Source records
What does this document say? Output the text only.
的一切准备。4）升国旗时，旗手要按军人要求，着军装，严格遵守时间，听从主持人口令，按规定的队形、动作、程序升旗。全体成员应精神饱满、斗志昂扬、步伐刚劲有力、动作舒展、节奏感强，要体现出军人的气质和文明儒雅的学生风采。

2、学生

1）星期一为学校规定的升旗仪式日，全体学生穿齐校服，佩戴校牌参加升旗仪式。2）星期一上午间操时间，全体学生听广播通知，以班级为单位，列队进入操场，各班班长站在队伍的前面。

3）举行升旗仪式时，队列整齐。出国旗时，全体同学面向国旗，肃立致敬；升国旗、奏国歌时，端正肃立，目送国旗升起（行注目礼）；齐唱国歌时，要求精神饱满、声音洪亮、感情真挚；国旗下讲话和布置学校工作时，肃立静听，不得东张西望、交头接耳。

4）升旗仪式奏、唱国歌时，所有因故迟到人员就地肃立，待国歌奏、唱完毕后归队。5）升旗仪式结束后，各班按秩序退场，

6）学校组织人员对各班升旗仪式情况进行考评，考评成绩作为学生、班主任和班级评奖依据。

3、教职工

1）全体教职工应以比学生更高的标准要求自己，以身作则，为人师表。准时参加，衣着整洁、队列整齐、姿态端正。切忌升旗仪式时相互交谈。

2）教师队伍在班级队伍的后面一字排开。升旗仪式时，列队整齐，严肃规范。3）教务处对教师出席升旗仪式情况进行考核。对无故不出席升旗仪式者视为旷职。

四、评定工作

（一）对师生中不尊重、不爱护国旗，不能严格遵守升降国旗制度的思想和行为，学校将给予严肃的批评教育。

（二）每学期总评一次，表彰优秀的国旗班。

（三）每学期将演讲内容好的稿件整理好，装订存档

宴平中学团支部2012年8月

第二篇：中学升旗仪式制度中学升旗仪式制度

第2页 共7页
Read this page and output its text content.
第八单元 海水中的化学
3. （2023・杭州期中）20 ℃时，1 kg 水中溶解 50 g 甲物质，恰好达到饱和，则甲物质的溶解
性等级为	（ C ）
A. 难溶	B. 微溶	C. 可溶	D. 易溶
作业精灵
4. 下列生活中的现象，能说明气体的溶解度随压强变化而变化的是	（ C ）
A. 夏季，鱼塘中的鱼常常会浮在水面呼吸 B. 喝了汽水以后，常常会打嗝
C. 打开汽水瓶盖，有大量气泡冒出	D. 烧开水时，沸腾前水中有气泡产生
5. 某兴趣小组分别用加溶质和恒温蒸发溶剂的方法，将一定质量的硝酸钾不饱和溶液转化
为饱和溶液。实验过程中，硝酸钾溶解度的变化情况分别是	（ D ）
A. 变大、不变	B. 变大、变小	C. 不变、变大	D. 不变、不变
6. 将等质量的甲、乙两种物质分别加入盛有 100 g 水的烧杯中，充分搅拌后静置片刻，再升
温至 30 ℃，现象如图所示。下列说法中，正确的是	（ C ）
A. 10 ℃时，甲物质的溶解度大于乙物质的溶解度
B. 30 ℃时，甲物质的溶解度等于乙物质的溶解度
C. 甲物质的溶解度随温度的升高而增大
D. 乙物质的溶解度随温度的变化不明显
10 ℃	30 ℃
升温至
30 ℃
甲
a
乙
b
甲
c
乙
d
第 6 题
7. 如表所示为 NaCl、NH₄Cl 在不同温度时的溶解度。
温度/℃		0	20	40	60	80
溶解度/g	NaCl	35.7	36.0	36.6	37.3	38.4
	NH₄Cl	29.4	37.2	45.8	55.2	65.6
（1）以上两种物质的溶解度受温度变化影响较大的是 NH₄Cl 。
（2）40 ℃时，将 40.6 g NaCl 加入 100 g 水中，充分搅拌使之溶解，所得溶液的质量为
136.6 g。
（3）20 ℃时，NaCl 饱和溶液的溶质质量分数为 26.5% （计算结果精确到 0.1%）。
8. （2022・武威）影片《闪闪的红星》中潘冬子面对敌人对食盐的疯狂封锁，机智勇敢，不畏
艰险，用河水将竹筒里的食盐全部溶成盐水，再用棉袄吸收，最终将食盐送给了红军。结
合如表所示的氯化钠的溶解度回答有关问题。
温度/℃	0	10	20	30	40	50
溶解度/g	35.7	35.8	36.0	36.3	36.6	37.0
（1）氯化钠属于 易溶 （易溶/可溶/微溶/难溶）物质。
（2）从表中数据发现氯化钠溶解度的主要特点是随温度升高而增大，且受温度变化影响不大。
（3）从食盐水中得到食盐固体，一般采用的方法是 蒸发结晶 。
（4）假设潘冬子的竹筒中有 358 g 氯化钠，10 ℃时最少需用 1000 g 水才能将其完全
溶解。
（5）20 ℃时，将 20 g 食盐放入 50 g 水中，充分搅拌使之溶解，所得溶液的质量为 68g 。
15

■ **THE EXERCISE**:
Filter the records for lines holding the string "this". Copy each one.

■ **SOLUTION TO THE PROBLEM**:
What does this document say? Output the text only.
Read this page and output its text content.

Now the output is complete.